Element and coordinate records:
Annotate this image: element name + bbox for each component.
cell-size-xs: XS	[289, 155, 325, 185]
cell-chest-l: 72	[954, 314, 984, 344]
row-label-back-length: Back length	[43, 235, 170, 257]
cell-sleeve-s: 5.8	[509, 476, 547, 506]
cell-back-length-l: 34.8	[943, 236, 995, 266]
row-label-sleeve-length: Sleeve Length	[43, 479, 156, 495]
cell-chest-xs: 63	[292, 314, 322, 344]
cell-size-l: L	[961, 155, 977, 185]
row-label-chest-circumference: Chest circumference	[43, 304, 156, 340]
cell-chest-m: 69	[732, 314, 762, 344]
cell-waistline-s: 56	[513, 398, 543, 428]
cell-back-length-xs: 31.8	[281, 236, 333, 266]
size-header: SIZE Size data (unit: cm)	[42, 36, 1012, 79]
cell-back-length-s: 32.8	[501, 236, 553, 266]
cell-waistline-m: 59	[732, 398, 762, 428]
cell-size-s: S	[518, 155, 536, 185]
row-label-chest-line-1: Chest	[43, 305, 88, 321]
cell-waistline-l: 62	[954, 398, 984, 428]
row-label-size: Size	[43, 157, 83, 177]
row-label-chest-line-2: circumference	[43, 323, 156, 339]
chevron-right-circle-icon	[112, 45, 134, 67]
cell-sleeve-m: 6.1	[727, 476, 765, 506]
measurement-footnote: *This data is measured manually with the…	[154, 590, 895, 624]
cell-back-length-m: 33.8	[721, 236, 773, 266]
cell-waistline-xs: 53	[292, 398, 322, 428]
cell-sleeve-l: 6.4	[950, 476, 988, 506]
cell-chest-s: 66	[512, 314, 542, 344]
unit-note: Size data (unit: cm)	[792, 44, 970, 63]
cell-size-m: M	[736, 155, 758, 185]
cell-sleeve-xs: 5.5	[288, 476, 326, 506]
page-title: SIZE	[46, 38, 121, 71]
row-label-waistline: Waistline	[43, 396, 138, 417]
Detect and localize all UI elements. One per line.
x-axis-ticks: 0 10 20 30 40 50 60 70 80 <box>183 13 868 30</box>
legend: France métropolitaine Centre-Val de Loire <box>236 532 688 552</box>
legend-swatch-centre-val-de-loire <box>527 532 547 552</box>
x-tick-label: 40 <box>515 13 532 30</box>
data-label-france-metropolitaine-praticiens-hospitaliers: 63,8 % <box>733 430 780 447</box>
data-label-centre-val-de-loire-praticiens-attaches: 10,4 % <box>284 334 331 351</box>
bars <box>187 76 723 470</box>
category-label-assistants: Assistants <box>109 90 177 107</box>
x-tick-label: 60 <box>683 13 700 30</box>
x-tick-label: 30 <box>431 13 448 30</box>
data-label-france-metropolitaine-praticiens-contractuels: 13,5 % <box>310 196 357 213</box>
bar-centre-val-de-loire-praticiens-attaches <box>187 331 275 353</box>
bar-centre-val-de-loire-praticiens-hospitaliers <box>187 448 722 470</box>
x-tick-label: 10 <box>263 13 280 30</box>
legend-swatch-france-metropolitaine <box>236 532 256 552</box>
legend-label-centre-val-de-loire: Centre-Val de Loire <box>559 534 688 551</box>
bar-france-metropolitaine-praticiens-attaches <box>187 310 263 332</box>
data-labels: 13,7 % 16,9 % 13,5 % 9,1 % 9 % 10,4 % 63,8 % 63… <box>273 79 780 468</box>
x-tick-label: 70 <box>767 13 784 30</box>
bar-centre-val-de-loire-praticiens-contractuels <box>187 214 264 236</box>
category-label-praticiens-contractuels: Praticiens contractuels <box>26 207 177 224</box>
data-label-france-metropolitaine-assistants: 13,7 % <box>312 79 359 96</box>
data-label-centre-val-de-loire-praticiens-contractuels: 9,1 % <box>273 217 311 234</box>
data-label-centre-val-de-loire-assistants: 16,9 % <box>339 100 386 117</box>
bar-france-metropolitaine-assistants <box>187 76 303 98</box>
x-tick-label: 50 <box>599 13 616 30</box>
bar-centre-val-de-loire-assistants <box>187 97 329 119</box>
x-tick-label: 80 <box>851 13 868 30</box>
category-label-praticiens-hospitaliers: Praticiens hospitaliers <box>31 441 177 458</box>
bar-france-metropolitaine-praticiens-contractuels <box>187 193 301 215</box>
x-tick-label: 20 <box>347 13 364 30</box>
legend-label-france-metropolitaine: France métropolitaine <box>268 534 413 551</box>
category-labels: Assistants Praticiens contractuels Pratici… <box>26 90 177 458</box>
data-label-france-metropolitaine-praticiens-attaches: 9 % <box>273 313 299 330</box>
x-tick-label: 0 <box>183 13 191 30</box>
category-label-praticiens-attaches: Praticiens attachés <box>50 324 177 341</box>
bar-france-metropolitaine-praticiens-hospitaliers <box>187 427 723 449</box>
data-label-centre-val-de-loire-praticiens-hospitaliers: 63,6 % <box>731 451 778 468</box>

▶ What the task requires
Please reproduce the items verbatim, starting at the first line and ending at the line that contains "236, 773, 266]", with both ends included.

▶ Answer to this exercise
Annotate this image: element name + bbox for each component.
cell-size-xs: XS	[289, 155, 325, 185]
cell-chest-l: 72	[954, 314, 984, 344]
row-label-back-length: Back length	[43, 235, 170, 257]
cell-sleeve-s: 5.8	[509, 476, 547, 506]
cell-back-length-l: 34.8	[943, 236, 995, 266]
row-label-sleeve-length: Sleeve Length	[43, 479, 156, 495]
cell-chest-xs: 63	[292, 314, 322, 344]
cell-size-l: L	[961, 155, 977, 185]
row-label-chest-circumference: Chest circumference	[43, 304, 156, 340]
cell-chest-m: 69	[732, 314, 762, 344]
cell-waistline-s: 56	[513, 398, 543, 428]
cell-back-length-xs: 31.8	[281, 236, 333, 266]
size-header: SIZE Size data (unit: cm)	[42, 36, 1012, 79]
cell-back-length-s: 32.8	[501, 236, 553, 266]
cell-waistline-m: 59	[732, 398, 762, 428]
cell-size-s: S	[518, 155, 536, 185]
row-label-chest-line-1: Chest	[43, 305, 88, 321]
cell-waistline-l: 62	[954, 398, 984, 428]
row-label-size: Size	[43, 157, 83, 177]
row-label-chest-line-2: circumference	[43, 323, 156, 339]
chevron-right-circle-icon	[112, 45, 134, 67]
cell-sleeve-m: 6.1	[727, 476, 765, 506]
measurement-footnote: *This data is measured manually with the…	[154, 590, 895, 624]
cell-back-length-m: 33.8	[721, 236, 773, 266]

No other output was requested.